Report, as a bare number, how many lines contain the string "hands".
* start Task data *
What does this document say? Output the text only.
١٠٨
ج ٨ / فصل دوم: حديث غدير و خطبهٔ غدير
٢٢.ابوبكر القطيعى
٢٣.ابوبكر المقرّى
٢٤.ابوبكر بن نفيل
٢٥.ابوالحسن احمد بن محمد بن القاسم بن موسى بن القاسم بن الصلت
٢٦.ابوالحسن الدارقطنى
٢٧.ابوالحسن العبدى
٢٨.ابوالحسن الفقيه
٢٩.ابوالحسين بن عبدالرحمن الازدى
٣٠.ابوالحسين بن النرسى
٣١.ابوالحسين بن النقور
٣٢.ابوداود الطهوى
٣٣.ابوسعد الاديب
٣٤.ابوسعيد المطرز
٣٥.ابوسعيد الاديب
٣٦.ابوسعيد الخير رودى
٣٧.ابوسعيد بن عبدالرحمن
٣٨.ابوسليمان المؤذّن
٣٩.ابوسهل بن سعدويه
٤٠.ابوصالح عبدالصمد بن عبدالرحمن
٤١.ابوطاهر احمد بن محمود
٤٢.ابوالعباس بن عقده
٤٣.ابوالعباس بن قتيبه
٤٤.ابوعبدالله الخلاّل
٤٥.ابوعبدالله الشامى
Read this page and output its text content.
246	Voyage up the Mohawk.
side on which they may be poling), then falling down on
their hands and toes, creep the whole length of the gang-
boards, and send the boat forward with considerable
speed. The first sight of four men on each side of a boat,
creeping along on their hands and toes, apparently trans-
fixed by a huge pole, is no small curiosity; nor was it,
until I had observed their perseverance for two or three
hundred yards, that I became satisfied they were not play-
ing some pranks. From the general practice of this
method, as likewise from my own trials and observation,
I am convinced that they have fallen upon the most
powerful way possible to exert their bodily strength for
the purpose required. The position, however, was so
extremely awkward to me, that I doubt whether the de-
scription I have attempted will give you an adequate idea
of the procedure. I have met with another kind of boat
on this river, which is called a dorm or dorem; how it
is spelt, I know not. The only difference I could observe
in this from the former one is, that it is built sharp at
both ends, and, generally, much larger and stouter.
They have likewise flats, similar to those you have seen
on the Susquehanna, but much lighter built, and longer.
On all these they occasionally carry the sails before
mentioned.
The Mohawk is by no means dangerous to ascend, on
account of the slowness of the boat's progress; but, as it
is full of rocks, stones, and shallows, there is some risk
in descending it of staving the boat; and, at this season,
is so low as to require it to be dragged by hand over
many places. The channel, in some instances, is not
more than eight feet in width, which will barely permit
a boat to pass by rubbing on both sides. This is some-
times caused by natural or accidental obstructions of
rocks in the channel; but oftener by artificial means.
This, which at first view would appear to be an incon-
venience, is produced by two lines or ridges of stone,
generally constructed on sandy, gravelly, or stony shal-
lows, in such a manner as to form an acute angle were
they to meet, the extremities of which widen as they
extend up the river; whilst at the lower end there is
* end Task data *
**Exercise output:** 2